[Collection entries]

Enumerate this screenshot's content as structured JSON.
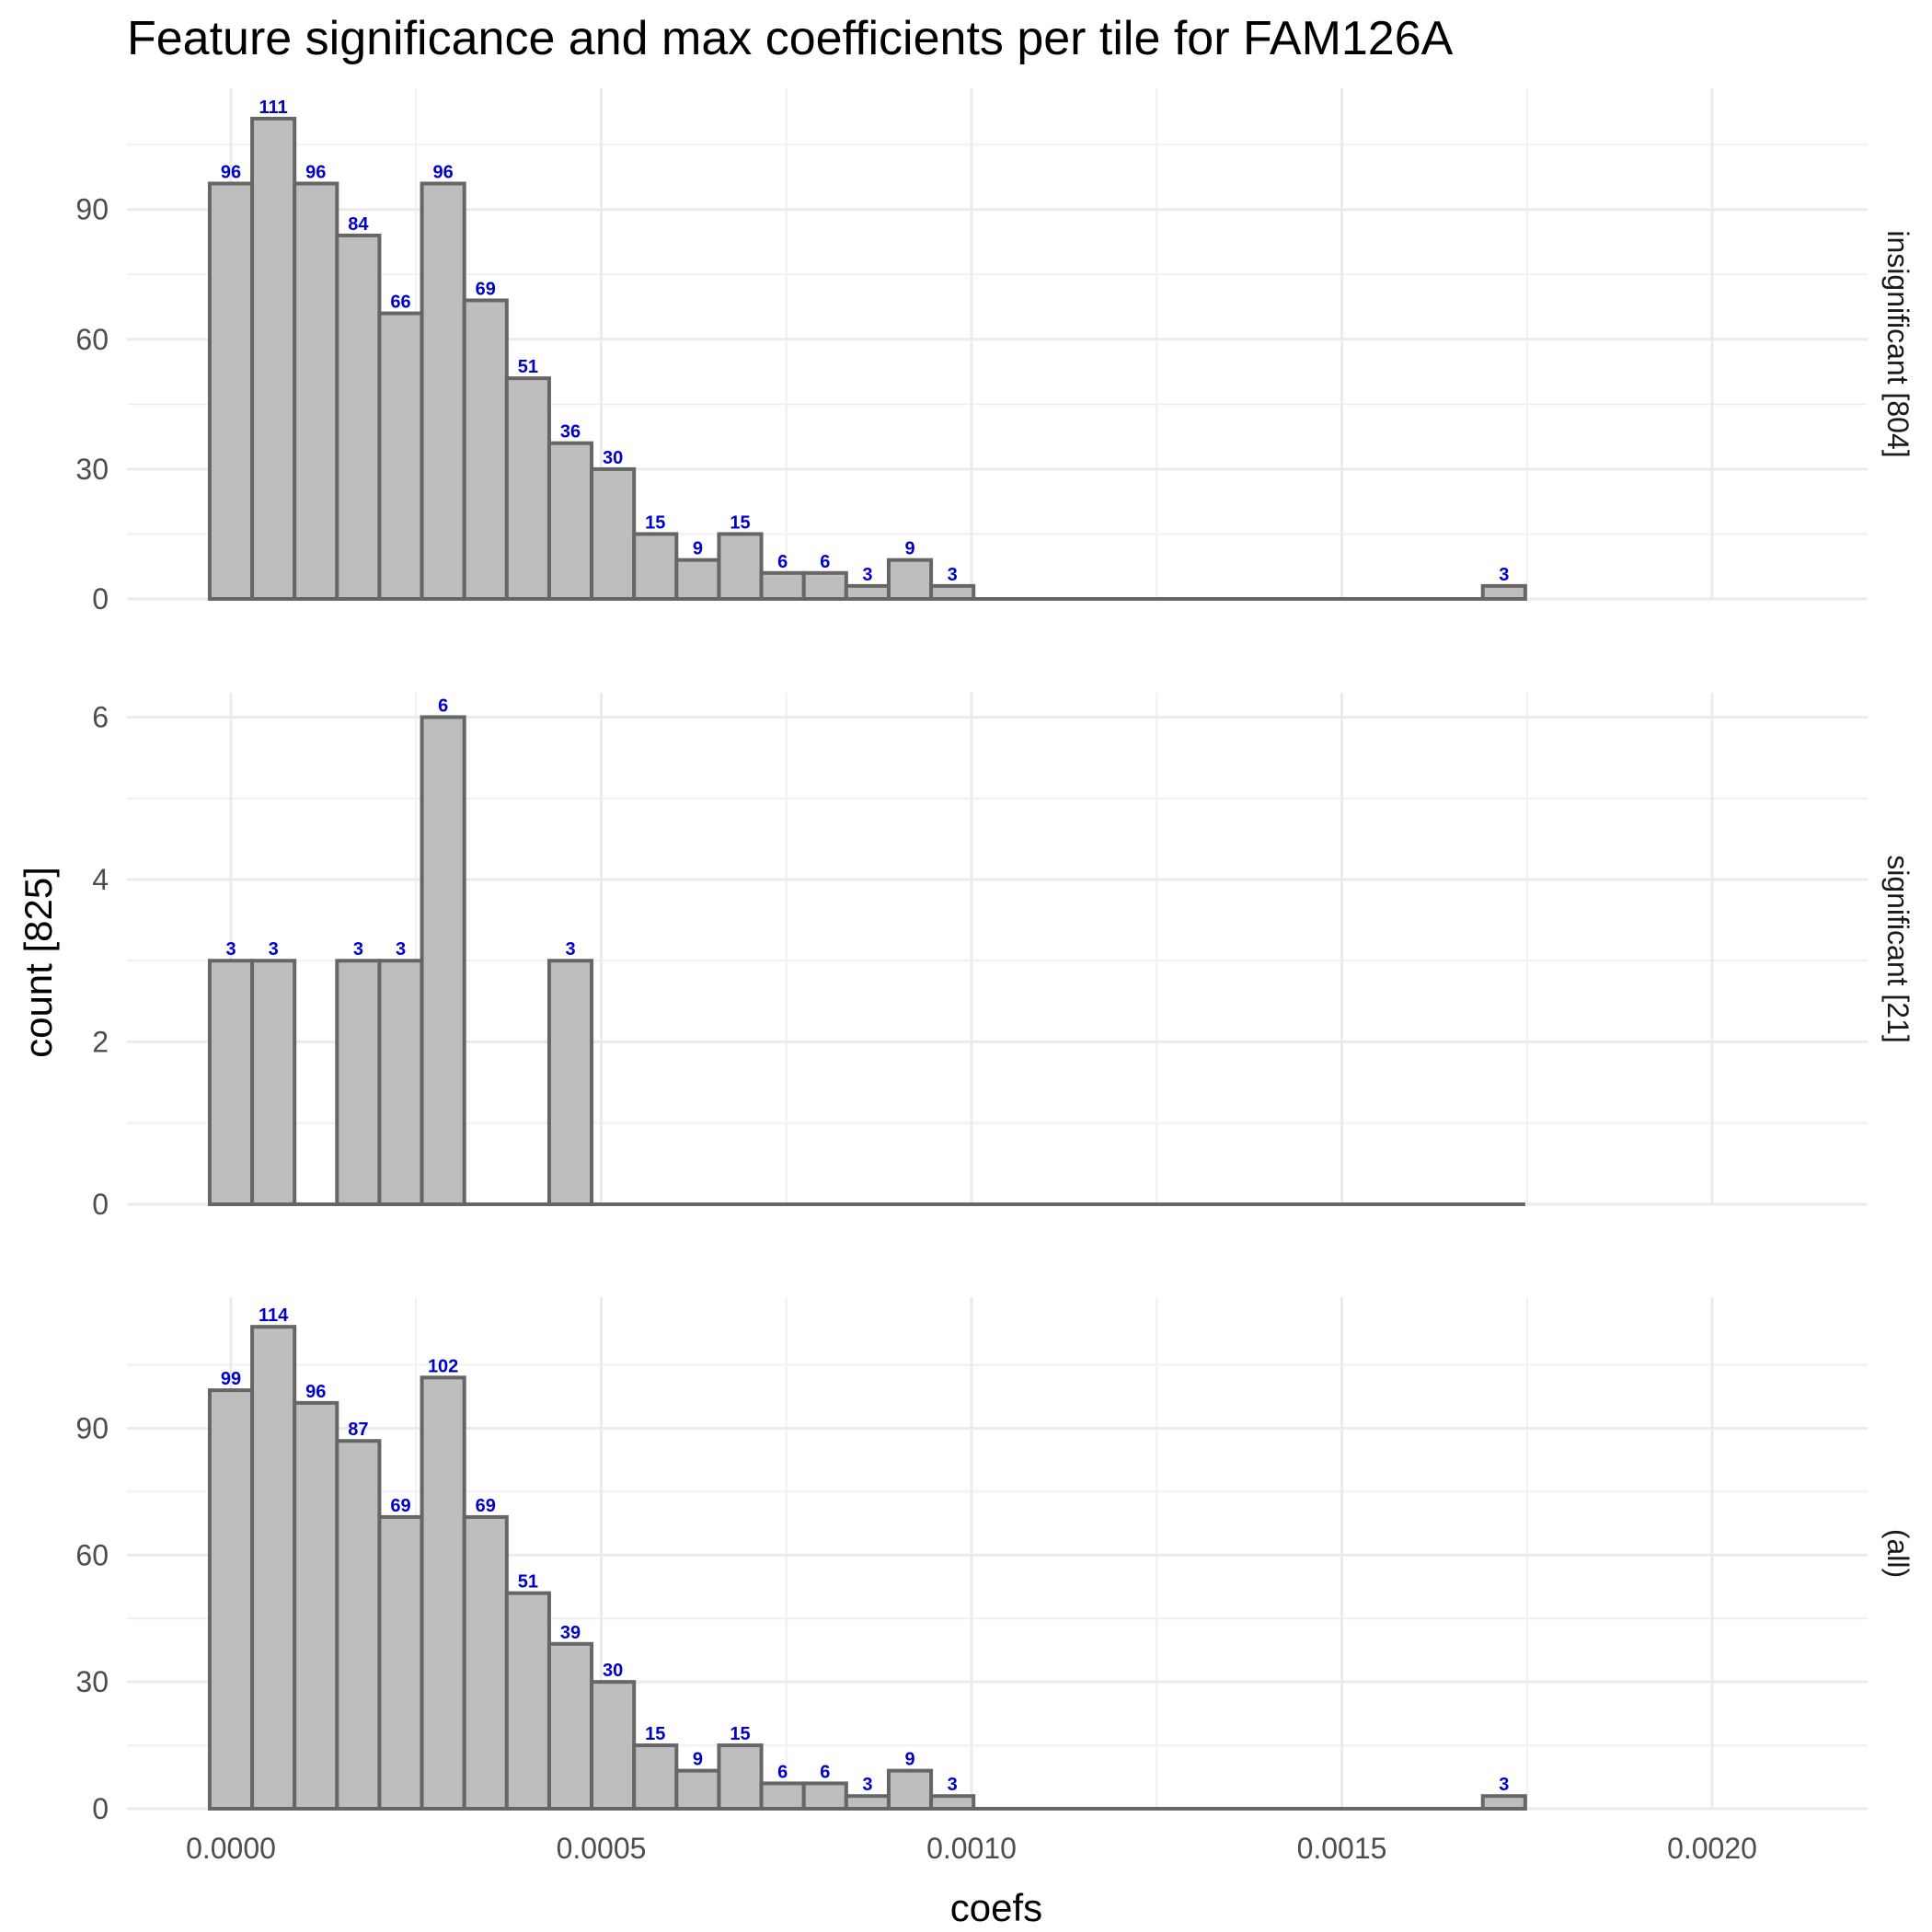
{
  "chart_data": {
    "type": "bar",
    "title": "Feature significance and max coefficients per tile for FAM126A",
    "xlabel": "coefs",
    "ylabel": "count [825]",
    "x_bin_width": 5.73e-05,
    "x_first_bin_center": 0.0,
    "xlim": [
      -0.00011,
      0.00221
    ],
    "x_ticks": [
      "0.0000",
      "0.0005",
      "0.0010",
      "0.0015",
      "0.0020"
    ],
    "x_tick_values": [
      0.0,
      0.0005,
      0.001,
      0.0015,
      0.002
    ],
    "grid": true,
    "bar_color": "#bebebe",
    "bar_outline": "#666666",
    "label_color": "#0000cc",
    "panels": [
      {
        "strip": "insignificant [804]",
        "ylim": [
          0,
          118
        ],
        "y_ticks": [
          "0",
          "30",
          "60",
          "90"
        ],
        "y_tick_values": [
          0,
          30,
          60,
          90
        ],
        "values": [
          96,
          111,
          96,
          84,
          66,
          96,
          69,
          51,
          36,
          30,
          15,
          9,
          15,
          6,
          6,
          3,
          9,
          3,
          0,
          0,
          0,
          0,
          0,
          0,
          0,
          0,
          0,
          0,
          0,
          0,
          3
        ]
      },
      {
        "strip": "significant [21]",
        "ylim": [
          0,
          6.3
        ],
        "y_ticks": [
          "0",
          "2",
          "4",
          "6"
        ],
        "y_tick_values": [
          0,
          2,
          4,
          6
        ],
        "values": [
          3,
          3,
          0,
          3,
          3,
          6,
          0,
          0,
          3,
          0,
          0,
          0,
          0,
          0,
          0,
          0,
          0,
          0,
          0,
          0,
          0,
          0,
          0,
          0,
          0,
          0,
          0,
          0,
          0,
          0,
          0
        ]
      },
      {
        "strip": "(all)",
        "ylim": [
          0,
          121
        ],
        "y_ticks": [
          "0",
          "30",
          "60",
          "90"
        ],
        "y_tick_values": [
          0,
          30,
          60,
          90
        ],
        "values": [
          99,
          114,
          96,
          87,
          69,
          102,
          69,
          51,
          39,
          30,
          15,
          9,
          15,
          6,
          6,
          3,
          9,
          3,
          0,
          0,
          0,
          0,
          0,
          0,
          0,
          0,
          0,
          0,
          0,
          0,
          3
        ]
      }
    ]
  }
}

| CHALLENGE |
Gather each line of the listing containing the word "strip" and show it.

| RESPONSE TO THE EXERCISE |
        "strip": "insignificant [804]",
        "strip": "significant [21]",
        "strip": "(all)",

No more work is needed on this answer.